__Given exercise__: Print the whole listing exactly.

----

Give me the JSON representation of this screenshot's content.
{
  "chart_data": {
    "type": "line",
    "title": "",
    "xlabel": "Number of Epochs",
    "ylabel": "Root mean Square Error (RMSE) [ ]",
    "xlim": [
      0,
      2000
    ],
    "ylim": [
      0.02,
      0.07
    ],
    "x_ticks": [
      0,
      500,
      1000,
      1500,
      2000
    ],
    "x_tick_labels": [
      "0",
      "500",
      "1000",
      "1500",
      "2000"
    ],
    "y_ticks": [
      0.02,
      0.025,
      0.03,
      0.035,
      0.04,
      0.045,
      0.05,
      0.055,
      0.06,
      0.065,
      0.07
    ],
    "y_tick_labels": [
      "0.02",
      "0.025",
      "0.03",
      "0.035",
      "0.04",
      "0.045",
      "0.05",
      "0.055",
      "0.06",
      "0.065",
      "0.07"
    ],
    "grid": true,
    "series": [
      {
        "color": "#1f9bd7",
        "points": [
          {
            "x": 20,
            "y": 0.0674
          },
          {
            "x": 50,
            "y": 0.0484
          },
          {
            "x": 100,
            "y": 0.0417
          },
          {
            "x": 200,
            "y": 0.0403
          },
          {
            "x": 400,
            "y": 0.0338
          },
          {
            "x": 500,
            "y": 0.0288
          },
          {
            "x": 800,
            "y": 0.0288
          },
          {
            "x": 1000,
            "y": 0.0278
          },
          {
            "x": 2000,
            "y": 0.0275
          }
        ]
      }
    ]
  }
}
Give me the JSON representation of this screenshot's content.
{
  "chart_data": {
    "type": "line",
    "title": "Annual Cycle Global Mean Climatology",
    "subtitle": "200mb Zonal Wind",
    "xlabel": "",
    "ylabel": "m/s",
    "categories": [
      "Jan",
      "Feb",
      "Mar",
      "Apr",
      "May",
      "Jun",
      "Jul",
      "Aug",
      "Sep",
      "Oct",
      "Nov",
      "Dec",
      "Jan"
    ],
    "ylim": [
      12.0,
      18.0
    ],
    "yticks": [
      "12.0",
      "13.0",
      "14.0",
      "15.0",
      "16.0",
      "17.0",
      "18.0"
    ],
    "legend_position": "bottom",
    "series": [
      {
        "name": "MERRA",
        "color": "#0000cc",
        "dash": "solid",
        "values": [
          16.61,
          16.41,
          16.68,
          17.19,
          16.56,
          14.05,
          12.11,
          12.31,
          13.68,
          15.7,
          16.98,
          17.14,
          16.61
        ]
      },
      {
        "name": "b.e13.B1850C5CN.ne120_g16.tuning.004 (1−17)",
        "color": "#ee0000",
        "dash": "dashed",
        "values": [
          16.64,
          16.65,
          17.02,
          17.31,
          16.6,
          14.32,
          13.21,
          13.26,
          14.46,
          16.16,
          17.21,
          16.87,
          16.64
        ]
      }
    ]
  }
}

----

__Complete answer__:
Give me the JSON representation of this screenshot's content.
{
  "chart_data": {
    "type": "line",
    "title": "",
    "xlabel": "Number of Epochs",
    "ylabel": "Root mean Square Error (RMSE) [ ]",
    "xlim": [
      0,
      2000
    ],
    "ylim": [
      0.02,
      0.07
    ],
    "x_ticks": [
      0,
      500,
      1000,
      1500,
      2000
    ],
    "x_tick_labels": [
      "0",
      "500",
      "1000",
      "1500",
      "2000"
    ],
    "y_ticks": [
      0.02,
      0.025,
      0.03,
      0.035,
      0.04,
      0.045,
      0.05,
      0.055,
      0.06,
      0.065,
      0.07
    ],
    "y_tick_labels": [
      "0.02",
      "0.025",
      "0.03",
      "0.035",
      "0.04",
      "0.045",
      "0.05",
      "0.055",
      "0.06",
      "0.065",
      "0.07"
    ],
    "grid": true,
    "series": [
      {
        "color": "#1f9bd7",
        "points": [
          {
            "x": 20,
            "y": 0.0674
          },
          {
            "x": 50,
            "y": 0.0484
          },
          {
            "x": 100,
            "y": 0.0417
          },
          {
            "x": 200,
            "y": 0.0403
          },
          {
            "x": 400,
            "y": 0.0338
          },
          {
            "x": 500,
            "y": 0.0288
          },
          {
            "x": 800,
            "y": 0.0288
          },
          {
            "x": 1000,
            "y": 0.0278
          },
          {
            "x": 2000,
            "y": 0.0275
          }
        ]
      }
    ]
  }
}
Give me the JSON representation of this screenshot's content.
{
  "chart_data": {
    "type": "line",
    "title": "Annual Cycle Global Mean Climatology",
    "subtitle": "200mb Zonal Wind",
    "xlabel": "",
    "ylabel": "m/s",
    "categories": [
      "Jan",
      "Feb",
      "Mar",
      "Apr",
      "May",
      "Jun",
      "Jul",
      "Aug",
      "Sep",
      "Oct",
      "Nov",
      "Dec",
      "Jan"
    ],
    "ylim": [
      12.0,
      18.0
    ],
    "yticks": [
      "12.0",
      "13.0",
      "14.0",
      "15.0",
      "16.0",
      "17.0",
      "18.0"
    ],
    "legend_position": "bottom",
    "series": [
      {
        "name": "MERRA",
        "color": "#0000cc",
        "dash": "solid",
        "values": [
          16.61,
          16.41,
          16.68,
          17.19,
          16.56,
          14.05,
          12.11,
          12.31,
          13.68,
          15.7,
          16.98,
          17.14,
          16.61
        ]
      },
      {
        "name": "b.e13.B1850C5CN.ne120_g16.tuning.004 (1−17)",
        "color": "#ee0000",
        "dash": "dashed",
        "values": [
          16.64,
          16.65,
          17.02,
          17.31,
          16.6,
          14.32,
          13.21,
          13.26,
          14.46,
          16.16,
          17.21,
          16.87,
          16.64
        ]
      }
    ]
  }
}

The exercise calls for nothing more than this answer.